SOURCE DOCUMENT:
<<<<
The gaming industry is actually very close to money. Often, a game is expected to break even within six months after launch; if it doesn’t, the project might gradually be sidelined. This pace in the gaming industry, from a data production perspective, means generating hundreds of thousands of events per second, with tens of terabytes of data produced daily being the norm.
The gaming business has a wide range of needs, such as operations, gameplay, and economic layers. For example, a small traffic team of four or five people might need to allocate 1 million in traffic—can they recover that 1 million within this period? How should they analyze data over these few days? For such data analysis demands, relying on traditional dashboard displays is often impractical. In these cases, teams typically resort to direct SQL queries, exporting data to Excel sheets. Each flexible demand is handled this way, leading to an extremely high volume of analysis requests.
In addition, data engineers in the gaming industry often face a mountain of demands. They spend most of their time writing SQL, performing ad-hoc statistics, and exporting data for requests. Typically, they produce many Excel files daily, handling 30 or more tasks, sometimes even hundreds.
Under such immense demand, data governance in the gaming industry is extremely complex. On the data source side, it’s often divided into web games and client-based games, with client games further segmented into different mobile platforms like iPhone and Android, and Android split into various brands. How do users from these different brands and channels behave? What’s their user experience like? It even drills down to how the game performs on different screen sizes. Take the issue of game bitrate, for example—typically, you see data at 60 frames per second, and many games store every single frame of those 60, along with latency data for each interaction, to enable future optimizations.
Additionally, games incorporate "thrill and excitement" design elements. For instance, when a player defeats a monster, what rewards does the system provide? Can rewards be pushed in real-time after a player completes a task? Or, in a 15-minute match, how do you quickly match opponents for the next round to enhance the player’s experience and boost retention? How do you achieve real-time processing? After a match ends, how do you swiftly showcase the player’s highlight moments and game stats? These all pose significant challenges to real-time stream computing capabilities.
We once worked with a team whose game ranked in the TOP 10 on the iPhone charts. Their big data team had over 50 people, yet they still couldn’t keep up with all the business demands, with each request typically taking two to three days to resolve. This is very common in traditional big data teams and has become a standard business processing model. As a result, when facing rapid business iterations with traditional big data solutions, many companies find themselves in an even more chaotic situation. In real-world scenarios, you see countless Flink tasks flying around, with severe issues of task delays and queuing.
Many game companies’ early architectures faced similar situations. While it may seem like there are only a few components, the reality is far more complex than imagined. For example, behind a NameNode or directory service, there’s at least one MySQL database, and service availability discovery relies on ZooKeeper at minimum. These stacked components end up being far more numerous than initially anticipated.
>>>>
DIRECTIVE A: Copy the extracted data entries verbatim, starting with the first line and ending with the line that contains "buy-label: BUY bbox=[204, 50, 224, 60]".

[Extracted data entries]
<<<<
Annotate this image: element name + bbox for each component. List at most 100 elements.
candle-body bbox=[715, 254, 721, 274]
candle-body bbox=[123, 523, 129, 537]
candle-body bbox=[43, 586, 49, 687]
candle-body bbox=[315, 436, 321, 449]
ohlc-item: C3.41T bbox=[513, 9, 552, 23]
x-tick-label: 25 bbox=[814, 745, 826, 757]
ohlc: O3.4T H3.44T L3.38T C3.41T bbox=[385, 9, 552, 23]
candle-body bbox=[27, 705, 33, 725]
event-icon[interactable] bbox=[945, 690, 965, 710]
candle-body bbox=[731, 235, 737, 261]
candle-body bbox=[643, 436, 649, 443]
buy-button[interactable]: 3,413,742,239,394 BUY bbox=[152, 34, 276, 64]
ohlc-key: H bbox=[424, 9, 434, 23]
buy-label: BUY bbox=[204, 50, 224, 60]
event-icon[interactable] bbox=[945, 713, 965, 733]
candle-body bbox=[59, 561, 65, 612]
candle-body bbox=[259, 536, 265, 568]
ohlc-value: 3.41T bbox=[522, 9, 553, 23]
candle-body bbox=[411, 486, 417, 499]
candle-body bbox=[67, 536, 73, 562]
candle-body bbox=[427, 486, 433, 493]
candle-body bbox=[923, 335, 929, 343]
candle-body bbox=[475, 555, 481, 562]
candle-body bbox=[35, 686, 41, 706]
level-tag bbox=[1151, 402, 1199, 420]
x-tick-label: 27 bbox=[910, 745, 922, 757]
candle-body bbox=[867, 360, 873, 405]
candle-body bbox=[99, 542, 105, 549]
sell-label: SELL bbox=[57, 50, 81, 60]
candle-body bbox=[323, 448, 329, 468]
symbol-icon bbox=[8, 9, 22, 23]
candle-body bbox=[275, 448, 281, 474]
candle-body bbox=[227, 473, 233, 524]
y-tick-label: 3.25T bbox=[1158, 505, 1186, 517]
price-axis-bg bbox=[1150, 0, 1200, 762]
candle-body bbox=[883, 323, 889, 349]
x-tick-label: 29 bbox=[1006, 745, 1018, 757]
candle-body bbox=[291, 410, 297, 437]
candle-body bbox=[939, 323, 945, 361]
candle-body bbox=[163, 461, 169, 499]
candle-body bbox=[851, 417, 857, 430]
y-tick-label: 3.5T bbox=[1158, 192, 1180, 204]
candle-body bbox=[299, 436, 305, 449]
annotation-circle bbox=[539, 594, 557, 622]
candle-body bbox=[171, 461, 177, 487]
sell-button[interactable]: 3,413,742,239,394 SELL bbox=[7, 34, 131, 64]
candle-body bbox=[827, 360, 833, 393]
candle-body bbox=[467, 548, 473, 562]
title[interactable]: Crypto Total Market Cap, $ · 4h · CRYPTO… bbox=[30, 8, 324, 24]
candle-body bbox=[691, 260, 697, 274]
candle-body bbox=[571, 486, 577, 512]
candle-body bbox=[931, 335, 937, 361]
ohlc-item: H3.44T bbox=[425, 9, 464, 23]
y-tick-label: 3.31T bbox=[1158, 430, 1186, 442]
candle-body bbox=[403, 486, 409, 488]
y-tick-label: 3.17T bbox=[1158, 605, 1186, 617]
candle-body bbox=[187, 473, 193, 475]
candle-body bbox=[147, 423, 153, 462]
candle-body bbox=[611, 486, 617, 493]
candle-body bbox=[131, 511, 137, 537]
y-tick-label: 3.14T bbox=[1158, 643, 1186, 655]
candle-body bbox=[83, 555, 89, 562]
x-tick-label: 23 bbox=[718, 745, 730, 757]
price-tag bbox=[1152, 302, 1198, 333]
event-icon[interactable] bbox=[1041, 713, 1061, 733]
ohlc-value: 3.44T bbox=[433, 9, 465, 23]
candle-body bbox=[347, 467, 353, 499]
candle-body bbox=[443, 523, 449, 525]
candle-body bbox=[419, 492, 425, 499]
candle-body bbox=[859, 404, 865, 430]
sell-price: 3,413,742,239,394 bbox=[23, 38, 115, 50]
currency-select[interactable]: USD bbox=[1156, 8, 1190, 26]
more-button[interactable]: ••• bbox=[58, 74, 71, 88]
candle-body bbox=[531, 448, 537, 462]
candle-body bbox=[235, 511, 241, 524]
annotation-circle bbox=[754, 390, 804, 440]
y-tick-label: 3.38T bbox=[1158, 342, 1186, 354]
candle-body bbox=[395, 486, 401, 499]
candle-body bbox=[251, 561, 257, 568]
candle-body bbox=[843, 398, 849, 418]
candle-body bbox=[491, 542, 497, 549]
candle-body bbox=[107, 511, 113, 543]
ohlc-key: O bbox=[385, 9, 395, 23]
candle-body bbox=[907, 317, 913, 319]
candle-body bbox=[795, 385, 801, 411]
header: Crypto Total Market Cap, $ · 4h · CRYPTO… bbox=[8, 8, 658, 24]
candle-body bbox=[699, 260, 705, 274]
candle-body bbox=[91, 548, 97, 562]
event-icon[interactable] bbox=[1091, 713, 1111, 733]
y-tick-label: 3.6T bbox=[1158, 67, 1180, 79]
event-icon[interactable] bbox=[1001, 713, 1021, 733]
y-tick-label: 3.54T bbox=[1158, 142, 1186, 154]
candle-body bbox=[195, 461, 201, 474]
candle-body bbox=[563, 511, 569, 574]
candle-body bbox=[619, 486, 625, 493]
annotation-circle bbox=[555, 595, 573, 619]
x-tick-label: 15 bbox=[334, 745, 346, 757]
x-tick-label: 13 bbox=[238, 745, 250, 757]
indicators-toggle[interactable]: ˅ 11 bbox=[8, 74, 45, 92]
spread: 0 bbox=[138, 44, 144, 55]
>>>>
DIRECTIVE B: In the gaming-industry data passage, how large was the big data team at the company whose game ranked in the top 10 on the iPhone charts?

TASK OUTPUT A:
Annotate this image: element name + bbox for each component. List at most 100 elements.
candle-body bbox=[715, 254, 721, 274]
candle-body bbox=[123, 523, 129, 537]
candle-body bbox=[43, 586, 49, 687]
candle-body bbox=[315, 436, 321, 449]
ohlc-item: C3.41T bbox=[513, 9, 552, 23]
x-tick-label: 25 bbox=[814, 745, 826, 757]
ohlc: O3.4T H3.44T L3.38T C3.41T bbox=[385, 9, 552, 23]
candle-body bbox=[27, 705, 33, 725]
event-icon[interactable] bbox=[945, 690, 965, 710]
candle-body bbox=[731, 235, 737, 261]
candle-body bbox=[643, 436, 649, 443]
buy-button[interactable]: 3,413,742,239,394 BUY bbox=[152, 34, 276, 64]
ohlc-key: H bbox=[424, 9, 434, 23]
buy-label: BUY bbox=[204, 50, 224, 60]

TASK OUTPUT B: It had over 50 people.